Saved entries
+ + + + + + +

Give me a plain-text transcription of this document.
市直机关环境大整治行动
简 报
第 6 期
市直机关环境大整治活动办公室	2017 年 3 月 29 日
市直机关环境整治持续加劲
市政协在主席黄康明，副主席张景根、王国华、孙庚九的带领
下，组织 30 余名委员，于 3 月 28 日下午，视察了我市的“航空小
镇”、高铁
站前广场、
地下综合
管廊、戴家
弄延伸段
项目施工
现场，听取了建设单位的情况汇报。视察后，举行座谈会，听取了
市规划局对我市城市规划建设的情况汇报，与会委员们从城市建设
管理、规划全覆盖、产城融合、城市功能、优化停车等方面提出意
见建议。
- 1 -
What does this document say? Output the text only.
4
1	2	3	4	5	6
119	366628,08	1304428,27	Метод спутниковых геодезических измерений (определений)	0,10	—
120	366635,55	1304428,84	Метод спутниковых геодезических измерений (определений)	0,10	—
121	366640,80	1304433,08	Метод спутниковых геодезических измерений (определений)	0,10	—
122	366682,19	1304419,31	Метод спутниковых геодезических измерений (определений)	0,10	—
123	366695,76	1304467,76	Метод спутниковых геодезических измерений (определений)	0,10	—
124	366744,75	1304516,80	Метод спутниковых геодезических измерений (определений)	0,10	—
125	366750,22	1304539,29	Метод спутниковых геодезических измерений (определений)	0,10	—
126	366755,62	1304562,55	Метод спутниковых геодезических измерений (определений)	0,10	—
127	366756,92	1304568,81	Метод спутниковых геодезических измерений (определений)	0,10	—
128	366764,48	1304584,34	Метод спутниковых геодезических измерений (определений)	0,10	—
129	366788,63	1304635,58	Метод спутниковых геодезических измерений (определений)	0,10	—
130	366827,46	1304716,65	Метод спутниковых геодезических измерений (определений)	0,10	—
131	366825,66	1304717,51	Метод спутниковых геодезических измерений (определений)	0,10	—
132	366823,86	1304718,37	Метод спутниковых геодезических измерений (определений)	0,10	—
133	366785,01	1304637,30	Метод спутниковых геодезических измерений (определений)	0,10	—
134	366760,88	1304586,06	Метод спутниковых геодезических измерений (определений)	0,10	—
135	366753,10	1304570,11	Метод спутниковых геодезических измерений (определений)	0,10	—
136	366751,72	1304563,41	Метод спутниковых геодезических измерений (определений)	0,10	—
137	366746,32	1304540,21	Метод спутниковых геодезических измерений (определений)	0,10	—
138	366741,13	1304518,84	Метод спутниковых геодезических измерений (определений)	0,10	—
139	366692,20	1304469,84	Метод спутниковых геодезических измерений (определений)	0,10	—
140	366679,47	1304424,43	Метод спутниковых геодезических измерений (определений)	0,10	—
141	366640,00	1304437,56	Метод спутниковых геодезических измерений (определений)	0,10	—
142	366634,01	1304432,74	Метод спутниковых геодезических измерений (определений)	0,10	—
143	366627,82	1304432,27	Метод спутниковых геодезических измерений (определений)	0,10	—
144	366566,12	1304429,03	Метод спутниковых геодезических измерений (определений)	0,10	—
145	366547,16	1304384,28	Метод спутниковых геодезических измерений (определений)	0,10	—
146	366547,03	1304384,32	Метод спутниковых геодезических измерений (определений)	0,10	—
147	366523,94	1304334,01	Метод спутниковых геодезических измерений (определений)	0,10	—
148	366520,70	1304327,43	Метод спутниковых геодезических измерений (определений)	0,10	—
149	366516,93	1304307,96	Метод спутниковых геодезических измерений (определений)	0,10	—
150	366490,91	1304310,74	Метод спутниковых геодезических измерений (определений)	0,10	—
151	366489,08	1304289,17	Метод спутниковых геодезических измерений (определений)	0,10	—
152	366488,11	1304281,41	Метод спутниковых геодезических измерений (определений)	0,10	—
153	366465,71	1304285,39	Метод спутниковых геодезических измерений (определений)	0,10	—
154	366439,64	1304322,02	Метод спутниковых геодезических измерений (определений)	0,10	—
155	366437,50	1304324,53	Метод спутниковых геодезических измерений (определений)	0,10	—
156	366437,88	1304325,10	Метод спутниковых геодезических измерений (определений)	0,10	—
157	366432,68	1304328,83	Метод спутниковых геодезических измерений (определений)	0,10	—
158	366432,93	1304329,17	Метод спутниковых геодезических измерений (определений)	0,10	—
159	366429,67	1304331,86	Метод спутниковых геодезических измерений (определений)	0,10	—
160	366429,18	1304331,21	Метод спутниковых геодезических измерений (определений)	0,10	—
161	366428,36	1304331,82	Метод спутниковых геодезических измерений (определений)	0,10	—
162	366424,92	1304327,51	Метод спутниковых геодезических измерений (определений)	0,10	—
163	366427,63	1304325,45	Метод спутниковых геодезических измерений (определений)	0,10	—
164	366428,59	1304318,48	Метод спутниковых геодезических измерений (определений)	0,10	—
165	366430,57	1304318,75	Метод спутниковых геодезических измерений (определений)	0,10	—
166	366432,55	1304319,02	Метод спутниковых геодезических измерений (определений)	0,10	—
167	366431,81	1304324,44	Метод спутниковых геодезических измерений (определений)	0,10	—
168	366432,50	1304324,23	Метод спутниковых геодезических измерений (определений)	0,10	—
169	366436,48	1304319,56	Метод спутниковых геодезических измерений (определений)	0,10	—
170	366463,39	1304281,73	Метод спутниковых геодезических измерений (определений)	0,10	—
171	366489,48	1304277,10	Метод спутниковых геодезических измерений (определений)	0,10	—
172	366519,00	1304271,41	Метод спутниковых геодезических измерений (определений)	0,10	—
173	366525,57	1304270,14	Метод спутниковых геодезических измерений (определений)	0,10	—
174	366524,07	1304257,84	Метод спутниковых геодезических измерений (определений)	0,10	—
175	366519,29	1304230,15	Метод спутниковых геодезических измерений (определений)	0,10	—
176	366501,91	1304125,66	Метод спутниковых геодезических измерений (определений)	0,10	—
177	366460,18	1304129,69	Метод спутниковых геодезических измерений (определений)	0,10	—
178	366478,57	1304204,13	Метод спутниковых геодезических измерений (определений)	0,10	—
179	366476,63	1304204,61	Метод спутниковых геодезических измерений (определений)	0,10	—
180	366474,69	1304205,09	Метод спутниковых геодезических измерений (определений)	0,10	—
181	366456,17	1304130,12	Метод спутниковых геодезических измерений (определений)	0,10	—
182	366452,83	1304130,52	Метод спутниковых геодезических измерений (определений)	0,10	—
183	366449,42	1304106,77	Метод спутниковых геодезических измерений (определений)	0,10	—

+ + + + + + +

EXERCISE PROMPT:
All of the records must be repeated exactly.

SOLUTION:
Give me a plain-text transcription of this document.
市直机关环境大整治行动
简 报
第 6 期
市直机关环境大整治活动办公室	2017 年 3 月 29 日
市直机关环境整治持续加劲
市政协在主席黄康明，副主席张景根、王国华、孙庚九的带领
下，组织 30 余名委员，于 3 月 28 日下午，视察了我市的“航空小
镇”、高铁
站前广场、
地下综合
管廊、戴家
弄延伸段
项目施工
现场，听取了建设单位的情况汇报。视察后，举行座谈会，听取了
市规划局对我市城市规划建设的情况汇报，与会委员们从城市建设
管理、规划全覆盖、产城融合、城市功能、优化停车等方面提出意
见建议。
- 1 -
What does this document say? Output the text only.
4
1	2	3	4	5	6
119	366628,08	1304428,27	Метод спутниковых геодезических измерений (определений)	0,10	—
120	366635,55	1304428,84	Метод спутниковых геодезических измерений (определений)	0,10	—
121	366640,80	1304433,08	Метод спутниковых геодезических измерений (определений)	0,10	—
122	366682,19	1304419,31	Метод спутниковых геодезических измерений (определений)	0,10	—
123	366695,76	1304467,76	Метод спутниковых геодезических измерений (определений)	0,10	—
124	366744,75	1304516,80	Метод спутниковых геодезических измерений (определений)	0,10	—
125	366750,22	1304539,29	Метод спутниковых геодезических измерений (определений)	0,10	—
126	366755,62	1304562,55	Метод спутниковых геодезических измерений (определений)	0,10	—
127	366756,92	1304568,81	Метод спутниковых геодезических измерений (определений)	0,10	—
128	366764,48	1304584,34	Метод спутниковых геодезических измерений (определений)	0,10	—
129	366788,63	1304635,58	Метод спутниковых геодезических измерений (определений)	0,10	—
130	366827,46	1304716,65	Метод спутниковых геодезических измерений (определений)	0,10	—
131	366825,66	1304717,51	Метод спутниковых геодезических измерений (определений)	0,10	—
132	366823,86	1304718,37	Метод спутниковых геодезических измерений (определений)	0,10	—
133	366785,01	1304637,30	Метод спутниковых геодезических измерений (определений)	0,10	—
134	366760,88	1304586,06	Метод спутниковых геодезических измерений (определений)	0,10	—
135	366753,10	1304570,11	Метод спутниковых геодезических измерений (определений)	0,10	—
136	366751,72	1304563,41	Метод спутниковых геодезических измерений (определений)	0,10	—
137	366746,32	1304540,21	Метод спутниковых геодезических измерений (определений)	0,10	—
138	366741,13	1304518,84	Метод спутниковых геодезических измерений (определений)	0,10	—
139	366692,20	1304469,84	Метод спутниковых геодезических измерений (определений)	0,10	—
140	366679,47	1304424,43	Метод спутниковых геодезических измерений (определений)	0,10	—
141	366640,00	1304437,56	Метод спутниковых геодезических измерений (определений)	0,10	—
142	366634,01	1304432,74	Метод спутниковых геодезических измерений (определений)	0,10	—
143	366627,82	1304432,27	Метод спутниковых геодезических измерений (определений)	0,10	—
144	366566,12	1304429,03	Метод спутниковых геодезических измерений (определений)	0,10	—
145	366547,16	1304384,28	Метод спутниковых геодезических измерений (определений)	0,10	—
146	366547,03	1304384,32	Метод спутниковых геодезических измерений (определений)	0,10	—
147	366523,94	1304334,01	Метод спутниковых геодезических измерений (определений)	0,10	—
148	366520,70	1304327,43	Метод спутниковых геодезических измерений (определений)	0,10	—
149	366516,93	1304307,96	Метод спутниковых геодезических измерений (определений)	0,10	—
150	366490,91	1304310,74	Метод спутниковых геодезических измерений (определений)	0,10	—
151	366489,08	1304289,17	Метод спутниковых геодезических измерений (определений)	0,10	—
152	366488,11	1304281,41	Метод спутниковых геодезических измерений (определений)	0,10	—
153	366465,71	1304285,39	Метод спутниковых геодезических измерений (определений)	0,10	—
154	366439,64	1304322,02	Метод спутниковых геодезических измерений (определений)	0,10	—
155	366437,50	1304324,53	Метод спутниковых геодезических измерений (определений)	0,10	—
156	366437,88	1304325,10	Метод спутниковых геодезических измерений (определений)	0,10	—
157	366432,68	1304328,83	Метод спутниковых геодезических измерений (определений)	0,10	—
158	366432,93	1304329,17	Метод спутниковых геодезических измерений (определений)	0,10	—
159	366429,67	1304331,86	Метод спутниковых геодезических измерений (определений)	0,10	—
160	366429,18	1304331,21	Метод спутниковых геодезических измерений (определений)	0,10	—
161	366428,36	1304331,82	Метод спутниковых геодезических измерений (определений)	0,10	—
162	366424,92	1304327,51	Метод спутниковых геодезических измерений (определений)	0,10	—
163	366427,63	1304325,45	Метод спутниковых геодезических измерений (определений)	0,10	—
164	366428,59	1304318,48	Метод спутниковых геодезических измерений (определений)	0,10	—
165	366430,57	1304318,75	Метод спутниковых геодезических измерений (определений)	0,10	—
166	366432,55	1304319,02	Метод спутниковых геодезических измерений (определений)	0,10	—
167	366431,81	1304324,44	Метод спутниковых геодезических измерений (определений)	0,10	—
168	366432,50	1304324,23	Метод спутниковых геодезических измерений (определений)	0,10	—
169	366436,48	1304319,56	Метод спутниковых геодезических измерений (определений)	0,10	—
170	366463,39	1304281,73	Метод спутниковых геодезических измерений (определений)	0,10	—
171	366489,48	1304277,10	Метод спутниковых геодезических измерений (определений)	0,10	—
172	366519,00	1304271,41	Метод спутниковых геодезических измерений (определений)	0,10	—
173	366525,57	1304270,14	Метод спутниковых геодезических измерений (определений)	0,10	—
174	366524,07	1304257,84	Метод спутниковых геодезических измерений (определений)	0,10	—
175	366519,29	1304230,15	Метод спутниковых геодезических измерений (определений)	0,10	—
176	366501,91	1304125,66	Метод спутниковых геодезических измерений (определений)	0,10	—
177	366460,18	1304129,69	Метод спутниковых геодезических измерений (определений)	0,10	—
178	366478,57	1304204,13	Метод спутниковых геодезических измерений (определений)	0,10	—
179	366476,63	1304204,61	Метод спутниковых геодезических измерений (определений)	0,10	—
180	366474,69	1304205,09	Метод спутниковых геодезических измерений (определений)	0,10	—
181	366456,17	1304130,12	Метод спутниковых геодезических измерений (определений)	0,10	—
182	366452,83	1304130,52	Метод спутниковых геодезических измерений (определений)	0,10	—
183	366449,42	1304106,77	Метод спутниковых геодезических измерений (определений)	0,10	—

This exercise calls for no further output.